— START OF Record list —

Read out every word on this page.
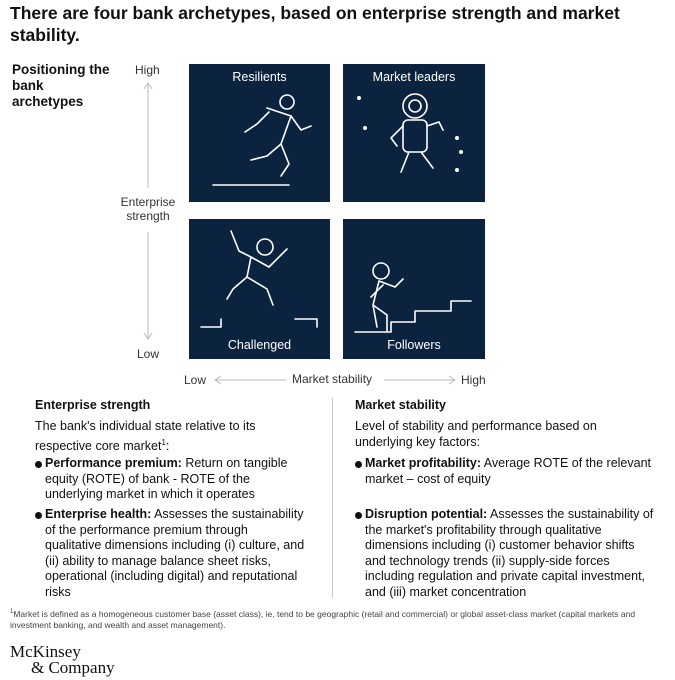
There are four bank archetypes, based on enterprise strength and market stability.
Positioning the bank archetypes
High
Enterprise strength
Low
Resilients	Market leaders
Challenged	Followers
Low	Market stability	High
Enterprise strength
The bank's individual state relative to its
respective core market$^1$:
Performance premium: Return on tangible equity (ROTE) of bank - ROTE of the underlying market in which it operates
Enterprise health: Assesses the sustainability of the performance premium through qualitative dimensions including (i) culture, and (ii) ability to manage balance sheet risks, operational (including digital) and reputational risks
Market stability
Level of stability and performance based on underlying key factors:
Market profitability: Average ROTE of the relevant market – cost of equity
Disruption potential: Assesses the sustainability of the market's profitability through qualitative dimensions including (i) customer behavior shifts and technology trends (ii) supply-side forces including regulation and private capital investment, and (iii) market concentration
$^1$Market is defined as a homogeneous customer base (asset class), ie, tend to be geographic (retail and commercial) or global asset-class market (capital markets and investment banking, and wealth and asset management).
McKinsey
& Company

— END OF Record list —

Exercise description: Copy all lines from the material that include "through".

Response to this task:
Enterprise health: Assesses the sustainability of the performance premium through qualitative dimensions including (i) culture, and (ii) ability to manage balance sheet risks, operational (including digital) and reputational risks
Disruption potential: Assesses the sustainability of the market's profitability through qualitative dimensions including (i) customer behavior shifts and technology trends (ii) supply-side forces including regulation and private capital investment, and (iii) market concentration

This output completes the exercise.